What you have to do: Each entry below is to be printed verbatim.

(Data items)

* * * * * * *

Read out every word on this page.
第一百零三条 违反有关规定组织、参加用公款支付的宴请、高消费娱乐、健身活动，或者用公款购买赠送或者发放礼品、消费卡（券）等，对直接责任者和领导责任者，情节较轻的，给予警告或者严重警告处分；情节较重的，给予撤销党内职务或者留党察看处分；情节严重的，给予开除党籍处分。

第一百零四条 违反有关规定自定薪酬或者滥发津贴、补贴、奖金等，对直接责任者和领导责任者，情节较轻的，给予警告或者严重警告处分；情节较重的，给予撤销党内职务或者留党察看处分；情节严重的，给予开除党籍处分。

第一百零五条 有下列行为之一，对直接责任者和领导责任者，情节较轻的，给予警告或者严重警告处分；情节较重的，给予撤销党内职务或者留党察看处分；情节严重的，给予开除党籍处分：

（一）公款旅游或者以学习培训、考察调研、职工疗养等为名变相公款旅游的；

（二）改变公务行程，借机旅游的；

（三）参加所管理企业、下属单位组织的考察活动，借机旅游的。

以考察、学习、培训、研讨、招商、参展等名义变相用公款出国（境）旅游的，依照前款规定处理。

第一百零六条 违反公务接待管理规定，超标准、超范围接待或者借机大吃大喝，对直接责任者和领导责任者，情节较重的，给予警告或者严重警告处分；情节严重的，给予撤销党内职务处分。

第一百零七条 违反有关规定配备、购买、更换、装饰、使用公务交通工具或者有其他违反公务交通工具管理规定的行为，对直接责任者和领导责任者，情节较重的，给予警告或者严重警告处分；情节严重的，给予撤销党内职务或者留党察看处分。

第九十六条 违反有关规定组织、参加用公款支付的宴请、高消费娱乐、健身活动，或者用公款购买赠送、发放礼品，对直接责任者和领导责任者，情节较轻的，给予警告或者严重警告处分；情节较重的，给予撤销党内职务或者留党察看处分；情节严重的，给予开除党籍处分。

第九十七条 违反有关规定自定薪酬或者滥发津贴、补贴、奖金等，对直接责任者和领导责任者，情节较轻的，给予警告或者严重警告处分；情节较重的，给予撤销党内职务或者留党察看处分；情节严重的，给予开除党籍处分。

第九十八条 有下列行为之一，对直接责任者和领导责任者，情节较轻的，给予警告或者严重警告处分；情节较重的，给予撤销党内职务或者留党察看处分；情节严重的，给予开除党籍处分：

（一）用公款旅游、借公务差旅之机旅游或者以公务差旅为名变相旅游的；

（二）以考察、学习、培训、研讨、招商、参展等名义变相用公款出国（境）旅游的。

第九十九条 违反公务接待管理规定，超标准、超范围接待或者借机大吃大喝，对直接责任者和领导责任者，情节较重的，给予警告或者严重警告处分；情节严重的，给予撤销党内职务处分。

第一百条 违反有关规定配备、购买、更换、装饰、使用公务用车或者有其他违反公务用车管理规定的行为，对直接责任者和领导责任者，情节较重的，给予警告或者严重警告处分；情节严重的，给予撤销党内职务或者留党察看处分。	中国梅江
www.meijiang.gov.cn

* * * * * * *

Task answer:
Read out every word on this page.
第一百零三条 违反有关规定组织、参加用公款支付的宴请、高消费娱乐、健身活动，或者用公款购买赠送或者发放礼品、消费卡（券）等，对直接责任者和领导责任者，情节较轻的，给予警告或者严重警告处分；情节较重的，给予撤销党内职务或者留党察看处分；情节严重的，给予开除党籍处分。

第一百零四条 违反有关规定自定薪酬或者滥发津贴、补贴、奖金等，对直接责任者和领导责任者，情节较轻的，给予警告或者严重警告处分；情节较重的，给予撤销党内职务或者留党察看处分；情节严重的，给予开除党籍处分。

第一百零五条 有下列行为之一，对直接责任者和领导责任者，情节较轻的，给予警告或者严重警告处分；情节较重的，给予撤销党内职务或者留党察看处分；情节严重的，给予开除党籍处分：

（一）公款旅游或者以学习培训、考察调研、职工疗养等为名变相公款旅游的；

（二）改变公务行程，借机旅游的；

（三）参加所管理企业、下属单位组织的考察活动，借机旅游的。

以考察、学习、培训、研讨、招商、参展等名义变相用公款出国（境）旅游的，依照前款规定处理。

第一百零六条 违反公务接待管理规定，超标准、超范围接待或者借机大吃大喝，对直接责任者和领导责任者，情节较重的，给予警告或者严重警告处分；情节严重的，给予撤销党内职务处分。

第一百零七条 违反有关规定配备、购买、更换、装饰、使用公务交通工具或者有其他违反公务交通工具管理规定的行为，对直接责任者和领导责任者，情节较重的，给予警告或者严重警告处分；情节严重的，给予撤销党内职务或者留党察看处分。

第九十六条 违反有关规定组织、参加用公款支付的宴请、高消费娱乐、健身活动，或者用公款购买赠送、发放礼品，对直接责任者和领导责任者，情节较轻的，给予警告或者严重警告处分；情节较重的，给予撤销党内职务或者留党察看处分；情节严重的，给予开除党籍处分。

第九十七条 违反有关规定自定薪酬或者滥发津贴、补贴、奖金等，对直接责任者和领导责任者，情节较轻的，给予警告或者严重警告处分；情节较重的，给予撤销党内职务或者留党察看处分；情节严重的，给予开除党籍处分。

第九十八条 有下列行为之一，对直接责任者和领导责任者，情节较轻的，给予警告或者严重警告处分；情节较重的，给予撤销党内职务或者留党察看处分；情节严重的，给予开除党籍处分：

（一）用公款旅游、借公务差旅之机旅游或者以公务差旅为名变相旅游的；

（二）以考察、学习、培训、研讨、招商、参展等名义变相用公款出国（境）旅游的。

第九十九条 违反公务接待管理规定，超标准、超范围接待或者借机大吃大喝，对直接责任者和领导责任者，情节较重的，给予警告或者严重警告处分；情节严重的，给予撤销党内职务处分。

第一百条 违反有关规定配备、购买、更换、装饰、使用公务用车或者有其他违反公务用车管理规定的行为，对直接责任者和领导责任者，情节较重的，给予警告或者严重警告处分；情节严重的，给予撤销党内职务或者留党察看处分。	中国梅江
www.meijiang.gov.cn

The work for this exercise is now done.